Extract all data as written.

Entries shown:
begin

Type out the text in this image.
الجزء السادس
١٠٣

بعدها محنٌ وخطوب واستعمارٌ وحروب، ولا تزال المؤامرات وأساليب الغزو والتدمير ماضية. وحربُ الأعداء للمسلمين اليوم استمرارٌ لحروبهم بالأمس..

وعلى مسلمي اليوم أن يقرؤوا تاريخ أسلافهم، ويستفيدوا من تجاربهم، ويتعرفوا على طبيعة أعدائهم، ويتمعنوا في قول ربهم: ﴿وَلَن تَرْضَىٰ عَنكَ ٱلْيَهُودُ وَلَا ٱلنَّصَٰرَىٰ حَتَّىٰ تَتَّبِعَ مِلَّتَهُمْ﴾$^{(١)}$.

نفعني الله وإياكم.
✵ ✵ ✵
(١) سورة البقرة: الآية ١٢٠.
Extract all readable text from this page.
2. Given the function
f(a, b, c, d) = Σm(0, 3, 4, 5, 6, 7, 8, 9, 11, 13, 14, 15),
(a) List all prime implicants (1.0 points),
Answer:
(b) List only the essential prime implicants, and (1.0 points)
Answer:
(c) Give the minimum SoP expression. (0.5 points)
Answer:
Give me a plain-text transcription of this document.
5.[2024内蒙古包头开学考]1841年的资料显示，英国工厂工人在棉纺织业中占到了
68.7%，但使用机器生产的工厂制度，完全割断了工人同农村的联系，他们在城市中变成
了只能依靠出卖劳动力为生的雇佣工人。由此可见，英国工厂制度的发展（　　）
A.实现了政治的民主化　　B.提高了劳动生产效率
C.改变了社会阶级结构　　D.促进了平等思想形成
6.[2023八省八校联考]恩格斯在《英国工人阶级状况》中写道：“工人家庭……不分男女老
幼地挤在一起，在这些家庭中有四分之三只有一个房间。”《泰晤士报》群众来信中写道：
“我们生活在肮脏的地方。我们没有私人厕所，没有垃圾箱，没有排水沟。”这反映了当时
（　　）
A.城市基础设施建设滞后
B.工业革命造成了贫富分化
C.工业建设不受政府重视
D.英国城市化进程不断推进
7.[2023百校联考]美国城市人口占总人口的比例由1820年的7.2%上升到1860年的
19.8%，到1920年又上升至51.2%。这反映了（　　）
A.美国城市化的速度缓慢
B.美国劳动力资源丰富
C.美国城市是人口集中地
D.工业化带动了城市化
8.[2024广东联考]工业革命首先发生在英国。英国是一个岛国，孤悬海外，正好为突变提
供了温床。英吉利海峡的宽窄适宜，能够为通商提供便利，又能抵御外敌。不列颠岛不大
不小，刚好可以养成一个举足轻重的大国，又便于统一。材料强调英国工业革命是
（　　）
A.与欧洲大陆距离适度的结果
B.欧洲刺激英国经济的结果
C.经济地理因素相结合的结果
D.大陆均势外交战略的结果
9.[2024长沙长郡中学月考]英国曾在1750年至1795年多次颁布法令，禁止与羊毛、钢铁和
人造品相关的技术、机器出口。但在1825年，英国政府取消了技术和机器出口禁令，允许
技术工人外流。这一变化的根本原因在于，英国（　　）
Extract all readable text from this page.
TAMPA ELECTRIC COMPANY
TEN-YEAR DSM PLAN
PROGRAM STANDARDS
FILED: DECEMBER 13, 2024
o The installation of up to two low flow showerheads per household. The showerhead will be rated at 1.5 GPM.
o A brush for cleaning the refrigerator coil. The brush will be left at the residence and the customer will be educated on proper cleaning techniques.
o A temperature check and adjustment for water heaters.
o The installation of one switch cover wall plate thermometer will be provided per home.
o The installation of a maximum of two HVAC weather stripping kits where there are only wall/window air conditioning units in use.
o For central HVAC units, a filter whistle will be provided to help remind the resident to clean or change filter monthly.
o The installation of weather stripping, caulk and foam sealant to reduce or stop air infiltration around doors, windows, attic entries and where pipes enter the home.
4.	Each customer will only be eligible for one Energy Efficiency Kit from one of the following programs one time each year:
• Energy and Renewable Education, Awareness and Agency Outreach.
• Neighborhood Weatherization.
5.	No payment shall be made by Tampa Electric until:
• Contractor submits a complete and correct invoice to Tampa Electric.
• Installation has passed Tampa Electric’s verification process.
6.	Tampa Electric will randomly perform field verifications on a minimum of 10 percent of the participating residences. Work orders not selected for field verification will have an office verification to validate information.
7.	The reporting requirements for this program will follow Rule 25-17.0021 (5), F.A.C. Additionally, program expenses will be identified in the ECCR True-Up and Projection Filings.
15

end

Exercise output:
Type out the text in this image.
الجزء السادس
١٠٣

بعدها محنٌ وخطوب واستعمارٌ وحروب، ولا تزال المؤامرات وأساليب الغزو والتدمير ماضية. وحربُ الأعداء للمسلمين اليوم استمرارٌ لحروبهم بالأمس..

وعلى مسلمي اليوم أن يقرؤوا تاريخ أسلافهم، ويستفيدوا من تجاربهم، ويتعرفوا على طبيعة أعدائهم، ويتمعنوا في قول ربهم: ﴿وَلَن تَرْضَىٰ عَنكَ ٱلْيَهُودُ وَلَا ٱلنَّصَٰرَىٰ حَتَّىٰ تَتَّبِعَ مِلَّتَهُمْ﴾$^{(١)}$.

نفعني الله وإياكم.
✵ ✵ ✵
(١) سورة البقرة: الآية ١٢٠.
Extract all readable text from this page.
2. Given the function
f(a, b, c, d) = Σm(0, 3, 4, 5, 6, 7, 8, 9, 11, 13, 14, 15),
(a) List all prime implicants (1.0 points),
Answer:
(b) List only the essential prime implicants, and (1.0 points)
Answer:
(c) Give the minimum SoP expression. (0.5 points)
Answer:
Give me a plain-text transcription of this document.
5.[2024内蒙古包头开学考]1841年的资料显示，英国工厂工人在棉纺织业中占到了
68.7%，但使用机器生产的工厂制度，完全割断了工人同农村的联系，他们在城市中变成
了只能依靠出卖劳动力为生的雇佣工人。由此可见，英国工厂制度的发展（　　）
A.实现了政治的民主化　　B.提高了劳动生产效率
C.改变了社会阶级结构　　D.促进了平等思想形成
6.[2023八省八校联考]恩格斯在《英国工人阶级状况》中写道：“工人家庭……不分男女老
幼地挤在一起，在这些家庭中有四分之三只有一个房间。”《泰晤士报》群众来信中写道：
“我们生活在肮脏的地方。我们没有私人厕所，没有垃圾箱，没有排水沟。”这反映了当时
（　　）
A.城市基础设施建设滞后
B.工业革命造成了贫富分化
C.工业建设不受政府重视
D.英国城市化进程不断推进
7.[2023百校联考]美国城市人口占总人口的比例由1820年的7.2%上升到1860年的
19.8%，到1920年又上升至51.2%。这反映了（　　）
A.美国城市化的速度缓慢
B.美国劳动力资源丰富
C.美国城市是人口集中地
D.工业化带动了城市化
8.[2024广东联考]工业革命首先发生在英国。英国是一个岛国，孤悬海外，正好为突变提
供了温床。英吉利海峡的宽窄适宜，能够为通商提供便利，又能抵御外敌。不列颠岛不大
不小，刚好可以养成一个举足轻重的大国，又便于统一。材料强调英国工业革命是
（　　）
A.与欧洲大陆距离适度的结果
B.欧洲刺激英国经济的结果
C.经济地理因素相结合的结果
D.大陆均势外交战略的结果
9.[2024长沙长郡中学月考]英国曾在1750年至1795年多次颁布法令，禁止与羊毛、钢铁和
人造品相关的技术、机器出口。但在1825年，英国政府取消了技术和机器出口禁令，允许
技术工人外流。这一变化的根本原因在于，英国（　　）
Extract all readable text from this page.
TAMPA ELECTRIC COMPANY
TEN-YEAR DSM PLAN
PROGRAM STANDARDS
FILED: DECEMBER 13, 2024
o The installation of up to two low flow showerheads per household. The showerhead will be rated at 1.5 GPM.
o A brush for cleaning the refrigerator coil. The brush will be left at the residence and the customer will be educated on proper cleaning techniques.
o A temperature check and adjustment for water heaters.
o The installation of one switch cover wall plate thermometer will be provided per home.
o The installation of a maximum of two HVAC weather stripping kits where there are only wall/window air conditioning units in use.
o For central HVAC units, a filter whistle will be provided to help remind the resident to clean or change filter monthly.
o The installation of weather stripping, caulk and foam sealant to reduce or stop air infiltration around doors, windows, attic entries and where pipes enter the home.
4.	Each customer will only be eligible for one Energy Efficiency Kit from one of the following programs one time each year:
• Energy and Renewable Education, Awareness and Agency Outreach.
• Neighborhood Weatherization.
5.	No payment shall be made by Tampa Electric until:
• Contractor submits a complete and correct invoice to Tampa Electric.
• Installation has passed Tampa Electric’s verification process.
6.	Tampa Electric will randomly perform field verifications on a minimum of 10 percent of the participating residences. Work orders not selected for field verification will have an office verification to validate information.
7.	The reporting requirements for this program will follow Rule 25-17.0021 (5), F.A.C. Additionally, program expenses will be identified in the ECCR True-Up and Projection Filings.
15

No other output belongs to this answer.